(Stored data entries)
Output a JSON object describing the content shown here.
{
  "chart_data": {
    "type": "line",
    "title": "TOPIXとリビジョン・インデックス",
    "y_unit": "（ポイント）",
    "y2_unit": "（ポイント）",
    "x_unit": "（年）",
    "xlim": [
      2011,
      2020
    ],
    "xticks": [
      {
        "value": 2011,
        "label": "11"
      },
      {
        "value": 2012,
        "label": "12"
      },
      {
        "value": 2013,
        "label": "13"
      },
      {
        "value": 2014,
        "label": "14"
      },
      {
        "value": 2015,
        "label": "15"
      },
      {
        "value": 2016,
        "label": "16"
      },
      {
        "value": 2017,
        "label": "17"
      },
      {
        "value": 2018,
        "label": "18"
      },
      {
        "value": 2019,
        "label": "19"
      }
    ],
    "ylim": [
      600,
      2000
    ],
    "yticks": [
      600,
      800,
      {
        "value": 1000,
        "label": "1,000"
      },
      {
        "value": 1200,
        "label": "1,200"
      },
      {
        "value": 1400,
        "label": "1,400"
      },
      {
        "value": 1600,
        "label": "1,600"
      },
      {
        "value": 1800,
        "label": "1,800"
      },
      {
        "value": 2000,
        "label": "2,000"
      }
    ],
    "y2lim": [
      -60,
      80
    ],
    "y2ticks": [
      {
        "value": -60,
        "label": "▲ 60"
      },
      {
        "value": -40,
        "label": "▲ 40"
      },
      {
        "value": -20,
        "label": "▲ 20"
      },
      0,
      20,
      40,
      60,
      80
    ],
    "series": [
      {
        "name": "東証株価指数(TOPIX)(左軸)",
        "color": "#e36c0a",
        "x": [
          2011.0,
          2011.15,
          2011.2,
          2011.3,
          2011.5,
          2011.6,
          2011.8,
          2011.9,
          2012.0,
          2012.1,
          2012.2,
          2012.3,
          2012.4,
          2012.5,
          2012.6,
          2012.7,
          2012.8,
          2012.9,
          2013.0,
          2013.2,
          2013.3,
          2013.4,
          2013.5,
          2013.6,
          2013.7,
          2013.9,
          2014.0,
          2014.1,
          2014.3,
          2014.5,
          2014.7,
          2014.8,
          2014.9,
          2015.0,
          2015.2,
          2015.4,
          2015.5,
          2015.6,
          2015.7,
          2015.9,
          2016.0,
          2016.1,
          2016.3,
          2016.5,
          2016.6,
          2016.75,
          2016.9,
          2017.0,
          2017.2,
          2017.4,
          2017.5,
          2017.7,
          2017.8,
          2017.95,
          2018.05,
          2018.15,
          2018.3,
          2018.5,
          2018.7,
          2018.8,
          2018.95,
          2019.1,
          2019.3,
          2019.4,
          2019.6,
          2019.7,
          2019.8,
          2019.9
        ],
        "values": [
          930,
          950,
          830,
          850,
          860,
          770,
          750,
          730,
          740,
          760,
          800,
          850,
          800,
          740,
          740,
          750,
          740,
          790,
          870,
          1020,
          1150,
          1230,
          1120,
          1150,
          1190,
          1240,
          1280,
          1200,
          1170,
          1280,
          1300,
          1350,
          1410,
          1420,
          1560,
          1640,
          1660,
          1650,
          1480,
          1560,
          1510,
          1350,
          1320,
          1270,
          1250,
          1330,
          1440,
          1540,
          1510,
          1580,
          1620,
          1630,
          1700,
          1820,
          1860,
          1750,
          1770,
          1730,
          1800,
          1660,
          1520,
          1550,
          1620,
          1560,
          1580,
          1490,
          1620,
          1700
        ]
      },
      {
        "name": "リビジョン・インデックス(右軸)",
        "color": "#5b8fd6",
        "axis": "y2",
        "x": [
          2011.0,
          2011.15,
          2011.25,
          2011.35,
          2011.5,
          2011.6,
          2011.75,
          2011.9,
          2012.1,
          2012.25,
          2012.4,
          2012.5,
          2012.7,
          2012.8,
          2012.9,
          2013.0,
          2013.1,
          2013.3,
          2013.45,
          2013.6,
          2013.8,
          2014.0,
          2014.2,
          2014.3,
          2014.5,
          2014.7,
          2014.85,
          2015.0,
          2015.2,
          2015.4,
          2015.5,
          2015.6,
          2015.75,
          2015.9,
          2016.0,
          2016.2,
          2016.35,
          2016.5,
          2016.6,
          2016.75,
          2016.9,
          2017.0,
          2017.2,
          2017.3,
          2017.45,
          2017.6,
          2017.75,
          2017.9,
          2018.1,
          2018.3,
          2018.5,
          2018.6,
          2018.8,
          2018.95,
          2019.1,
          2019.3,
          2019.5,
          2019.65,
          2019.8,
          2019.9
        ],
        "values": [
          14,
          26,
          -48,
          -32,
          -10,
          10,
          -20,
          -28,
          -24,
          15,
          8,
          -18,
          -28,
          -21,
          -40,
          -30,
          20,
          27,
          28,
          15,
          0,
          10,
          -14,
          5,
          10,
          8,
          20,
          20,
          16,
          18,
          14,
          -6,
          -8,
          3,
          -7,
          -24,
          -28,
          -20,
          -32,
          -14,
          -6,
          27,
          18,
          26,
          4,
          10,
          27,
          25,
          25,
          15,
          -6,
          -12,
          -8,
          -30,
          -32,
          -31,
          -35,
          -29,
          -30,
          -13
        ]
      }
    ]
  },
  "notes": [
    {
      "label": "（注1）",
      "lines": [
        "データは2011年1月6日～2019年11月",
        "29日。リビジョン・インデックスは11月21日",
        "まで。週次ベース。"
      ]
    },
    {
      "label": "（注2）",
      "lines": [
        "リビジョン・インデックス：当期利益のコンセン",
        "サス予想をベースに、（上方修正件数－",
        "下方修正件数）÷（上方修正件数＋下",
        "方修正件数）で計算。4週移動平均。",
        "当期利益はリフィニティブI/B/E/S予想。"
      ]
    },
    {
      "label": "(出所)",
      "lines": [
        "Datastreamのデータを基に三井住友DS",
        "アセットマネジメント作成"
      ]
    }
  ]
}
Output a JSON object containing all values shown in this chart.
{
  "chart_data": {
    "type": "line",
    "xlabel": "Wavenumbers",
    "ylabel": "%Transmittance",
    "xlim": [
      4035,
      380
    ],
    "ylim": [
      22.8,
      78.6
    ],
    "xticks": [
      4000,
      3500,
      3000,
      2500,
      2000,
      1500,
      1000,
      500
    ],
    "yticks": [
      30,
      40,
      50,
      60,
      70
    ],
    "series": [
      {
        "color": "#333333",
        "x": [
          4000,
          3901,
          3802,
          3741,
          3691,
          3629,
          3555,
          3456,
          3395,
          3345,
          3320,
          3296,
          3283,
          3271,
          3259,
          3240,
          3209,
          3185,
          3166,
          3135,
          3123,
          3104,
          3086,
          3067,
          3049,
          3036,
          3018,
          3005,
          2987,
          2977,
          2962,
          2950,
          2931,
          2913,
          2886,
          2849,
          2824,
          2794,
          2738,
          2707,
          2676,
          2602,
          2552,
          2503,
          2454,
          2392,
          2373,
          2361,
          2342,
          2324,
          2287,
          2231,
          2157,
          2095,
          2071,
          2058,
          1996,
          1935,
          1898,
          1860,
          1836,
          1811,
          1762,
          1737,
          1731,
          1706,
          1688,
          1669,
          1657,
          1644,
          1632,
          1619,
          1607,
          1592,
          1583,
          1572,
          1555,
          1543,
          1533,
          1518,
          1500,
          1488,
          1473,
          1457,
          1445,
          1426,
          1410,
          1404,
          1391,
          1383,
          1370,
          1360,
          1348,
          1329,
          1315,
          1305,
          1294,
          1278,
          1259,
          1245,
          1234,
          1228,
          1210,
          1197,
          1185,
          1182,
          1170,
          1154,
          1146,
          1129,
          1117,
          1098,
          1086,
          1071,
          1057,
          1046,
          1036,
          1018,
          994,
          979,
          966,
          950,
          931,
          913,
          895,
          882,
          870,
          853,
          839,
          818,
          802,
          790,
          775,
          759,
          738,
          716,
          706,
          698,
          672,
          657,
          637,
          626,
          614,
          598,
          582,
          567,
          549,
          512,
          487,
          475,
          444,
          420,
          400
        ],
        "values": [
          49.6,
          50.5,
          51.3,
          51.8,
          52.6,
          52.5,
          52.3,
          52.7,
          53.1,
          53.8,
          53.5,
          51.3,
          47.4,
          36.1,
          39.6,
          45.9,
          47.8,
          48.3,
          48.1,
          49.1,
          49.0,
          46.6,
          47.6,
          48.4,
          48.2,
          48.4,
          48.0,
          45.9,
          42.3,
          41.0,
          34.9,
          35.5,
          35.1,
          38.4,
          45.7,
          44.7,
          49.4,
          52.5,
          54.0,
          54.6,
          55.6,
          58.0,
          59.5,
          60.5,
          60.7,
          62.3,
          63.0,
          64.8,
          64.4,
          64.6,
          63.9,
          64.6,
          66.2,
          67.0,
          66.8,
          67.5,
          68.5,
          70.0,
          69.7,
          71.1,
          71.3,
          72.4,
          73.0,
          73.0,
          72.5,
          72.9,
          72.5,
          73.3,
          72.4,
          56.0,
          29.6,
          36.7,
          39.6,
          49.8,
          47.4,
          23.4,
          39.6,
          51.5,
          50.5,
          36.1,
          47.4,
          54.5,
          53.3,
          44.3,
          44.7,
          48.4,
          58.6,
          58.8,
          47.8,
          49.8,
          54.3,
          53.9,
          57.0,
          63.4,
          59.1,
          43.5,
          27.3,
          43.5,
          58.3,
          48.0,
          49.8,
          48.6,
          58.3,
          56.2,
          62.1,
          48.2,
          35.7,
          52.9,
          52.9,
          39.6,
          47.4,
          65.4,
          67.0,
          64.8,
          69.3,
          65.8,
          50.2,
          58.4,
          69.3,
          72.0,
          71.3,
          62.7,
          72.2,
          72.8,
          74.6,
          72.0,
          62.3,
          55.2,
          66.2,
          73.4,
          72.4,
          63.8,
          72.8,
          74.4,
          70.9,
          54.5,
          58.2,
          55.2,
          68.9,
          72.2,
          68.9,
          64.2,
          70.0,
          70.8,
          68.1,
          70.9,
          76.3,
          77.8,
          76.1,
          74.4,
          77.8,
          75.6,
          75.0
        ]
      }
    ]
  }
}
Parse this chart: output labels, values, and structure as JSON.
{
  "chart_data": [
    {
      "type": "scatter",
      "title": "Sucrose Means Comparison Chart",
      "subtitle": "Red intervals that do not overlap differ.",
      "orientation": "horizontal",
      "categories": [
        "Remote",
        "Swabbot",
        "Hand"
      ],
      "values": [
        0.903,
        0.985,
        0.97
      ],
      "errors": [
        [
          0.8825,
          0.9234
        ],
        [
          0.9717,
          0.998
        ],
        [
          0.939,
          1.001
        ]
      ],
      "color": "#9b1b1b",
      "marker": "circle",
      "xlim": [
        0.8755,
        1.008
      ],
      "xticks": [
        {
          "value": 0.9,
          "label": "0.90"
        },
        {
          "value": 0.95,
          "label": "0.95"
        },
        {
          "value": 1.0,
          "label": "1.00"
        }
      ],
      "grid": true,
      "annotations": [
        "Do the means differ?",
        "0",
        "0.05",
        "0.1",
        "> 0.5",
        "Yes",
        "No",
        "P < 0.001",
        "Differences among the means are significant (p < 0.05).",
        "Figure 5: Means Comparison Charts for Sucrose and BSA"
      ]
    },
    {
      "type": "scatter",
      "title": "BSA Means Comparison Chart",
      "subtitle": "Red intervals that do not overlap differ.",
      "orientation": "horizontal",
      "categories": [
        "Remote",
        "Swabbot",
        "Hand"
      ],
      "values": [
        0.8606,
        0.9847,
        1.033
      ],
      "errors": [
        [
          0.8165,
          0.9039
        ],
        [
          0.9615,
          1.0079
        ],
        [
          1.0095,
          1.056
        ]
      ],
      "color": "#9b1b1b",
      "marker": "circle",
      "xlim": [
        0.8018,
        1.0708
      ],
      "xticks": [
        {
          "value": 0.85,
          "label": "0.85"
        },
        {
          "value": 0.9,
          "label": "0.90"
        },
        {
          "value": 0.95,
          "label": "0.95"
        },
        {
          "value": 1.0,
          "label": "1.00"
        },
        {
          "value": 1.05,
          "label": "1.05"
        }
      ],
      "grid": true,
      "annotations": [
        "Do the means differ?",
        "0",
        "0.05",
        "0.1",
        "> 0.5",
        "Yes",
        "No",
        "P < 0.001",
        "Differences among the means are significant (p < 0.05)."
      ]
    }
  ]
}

**Task:**
Show the lines of the data that hold the word "Comparison".

**The completed task:**
      "title": "Sucrose Means Comparison Chart",
        "Figure 5: Means Comparison Charts for Sucrose and BSA"
      "title": "BSA Means Comparison Chart",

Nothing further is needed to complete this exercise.